- **THE INPUT**
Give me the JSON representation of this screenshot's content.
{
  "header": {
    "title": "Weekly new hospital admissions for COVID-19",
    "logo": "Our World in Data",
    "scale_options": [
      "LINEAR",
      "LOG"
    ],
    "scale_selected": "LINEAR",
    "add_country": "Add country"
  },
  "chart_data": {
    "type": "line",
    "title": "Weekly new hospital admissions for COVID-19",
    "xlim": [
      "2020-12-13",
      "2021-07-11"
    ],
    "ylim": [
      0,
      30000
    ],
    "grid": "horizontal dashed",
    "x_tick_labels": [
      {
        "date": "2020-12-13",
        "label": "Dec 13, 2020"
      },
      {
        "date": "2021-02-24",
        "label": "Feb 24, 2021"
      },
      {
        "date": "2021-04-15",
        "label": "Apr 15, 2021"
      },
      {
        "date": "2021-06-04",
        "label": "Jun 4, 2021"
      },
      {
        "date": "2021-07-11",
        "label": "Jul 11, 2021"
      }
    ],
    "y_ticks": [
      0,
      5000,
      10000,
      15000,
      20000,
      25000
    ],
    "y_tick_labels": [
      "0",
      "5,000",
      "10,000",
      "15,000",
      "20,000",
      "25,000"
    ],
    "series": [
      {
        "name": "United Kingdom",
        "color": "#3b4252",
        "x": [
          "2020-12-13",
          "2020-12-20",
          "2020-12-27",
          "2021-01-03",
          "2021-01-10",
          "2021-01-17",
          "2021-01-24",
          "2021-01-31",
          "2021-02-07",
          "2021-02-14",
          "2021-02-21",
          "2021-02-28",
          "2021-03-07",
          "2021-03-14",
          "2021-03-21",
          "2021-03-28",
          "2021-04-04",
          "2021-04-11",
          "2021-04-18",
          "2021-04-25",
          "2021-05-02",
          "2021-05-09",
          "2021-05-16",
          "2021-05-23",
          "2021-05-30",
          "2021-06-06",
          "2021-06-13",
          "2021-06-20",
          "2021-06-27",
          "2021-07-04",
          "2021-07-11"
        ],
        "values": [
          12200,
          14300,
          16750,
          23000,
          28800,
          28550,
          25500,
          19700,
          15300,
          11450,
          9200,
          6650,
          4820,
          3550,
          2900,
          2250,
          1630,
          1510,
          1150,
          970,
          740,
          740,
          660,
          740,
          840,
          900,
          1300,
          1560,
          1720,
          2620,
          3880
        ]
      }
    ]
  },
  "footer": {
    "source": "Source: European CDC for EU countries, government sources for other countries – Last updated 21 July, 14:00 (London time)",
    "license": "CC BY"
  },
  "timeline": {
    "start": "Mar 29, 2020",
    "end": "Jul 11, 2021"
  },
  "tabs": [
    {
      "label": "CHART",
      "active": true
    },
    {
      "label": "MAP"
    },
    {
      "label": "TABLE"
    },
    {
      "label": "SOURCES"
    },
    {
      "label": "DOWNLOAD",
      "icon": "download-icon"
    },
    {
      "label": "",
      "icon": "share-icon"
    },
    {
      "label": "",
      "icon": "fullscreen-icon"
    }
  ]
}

- **WHAT THE EXERCISE ASKS**
Output all records verbatim.

- **SOLVED PROBLEM**
Give me the JSON representation of this screenshot's content.
{
  "header": {
    "title": "Weekly new hospital admissions for COVID-19",
    "logo": "Our World in Data",
    "scale_options": [
      "LINEAR",
      "LOG"
    ],
    "scale_selected": "LINEAR",
    "add_country": "Add country"
  },
  "chart_data": {
    "type": "line",
    "title": "Weekly new hospital admissions for COVID-19",
    "xlim": [
      "2020-12-13",
      "2021-07-11"
    ],
    "ylim": [
      0,
      30000
    ],
    "grid": "horizontal dashed",
    "x_tick_labels": [
      {
        "date": "2020-12-13",
        "label": "Dec 13, 2020"
      },
      {
        "date": "2021-02-24",
        "label": "Feb 24, 2021"
      },
      {
        "date": "2021-04-15",
        "label": "Apr 15, 2021"
      },
      {
        "date": "2021-06-04",
        "label": "Jun 4, 2021"
      },
      {
        "date": "2021-07-11",
        "label": "Jul 11, 2021"
      }
    ],
    "y_ticks": [
      0,
      5000,
      10000,
      15000,
      20000,
      25000
    ],
    "y_tick_labels": [
      "0",
      "5,000",
      "10,000",
      "15,000",
      "20,000",
      "25,000"
    ],
    "series": [
      {
        "name": "United Kingdom",
        "color": "#3b4252",
        "x": [
          "2020-12-13",
          "2020-12-20",
          "2020-12-27",
          "2021-01-03",
          "2021-01-10",
          "2021-01-17",
          "2021-01-24",
          "2021-01-31",
          "2021-02-07",
          "2021-02-14",
          "2021-02-21",
          "2021-02-28",
          "2021-03-07",
          "2021-03-14",
          "2021-03-21",
          "2021-03-28",
          "2021-04-04",
          "2021-04-11",
          "2021-04-18",
          "2021-04-25",
          "2021-05-02",
          "2021-05-09",
          "2021-05-16",
          "2021-05-23",
          "2021-05-30",
          "2021-06-06",
          "2021-06-13",
          "2021-06-20",
          "2021-06-27",
          "2021-07-04",
          "2021-07-11"
        ],
        "values": [
          12200,
          14300,
          16750,
          23000,
          28800,
          28550,
          25500,
          19700,
          15300,
          11450,
          9200,
          6650,
          4820,
          3550,
          2900,
          2250,
          1630,
          1510,
          1150,
          970,
          740,
          740,
          660,
          740,
          840,
          900,
          1300,
          1560,
          1720,
          2620,
          3880
        ]
      }
    ]
  },
  "footer": {
    "source": "Source: European CDC for EU countries, government sources for other countries – Last updated 21 July, 14:00 (London time)",
    "license": "CC BY"
  },
  "timeline": {
    "start": "Mar 29, 2020",
    "end": "Jul 11, 2021"
  },
  "tabs": [
    {
      "label": "CHART",
      "active": true
    },
    {
      "label": "MAP"
    },
    {
      "label": "TABLE"
    },
    {
      "label": "SOURCES"
    },
    {
      "label": "DOWNLOAD",
      "icon": "download-icon"
    },
    {
      "label": "",
      "icon": "share-icon"
    },
    {
      "label": "",
      "icon": "fullscreen-icon"
    }
  ]
}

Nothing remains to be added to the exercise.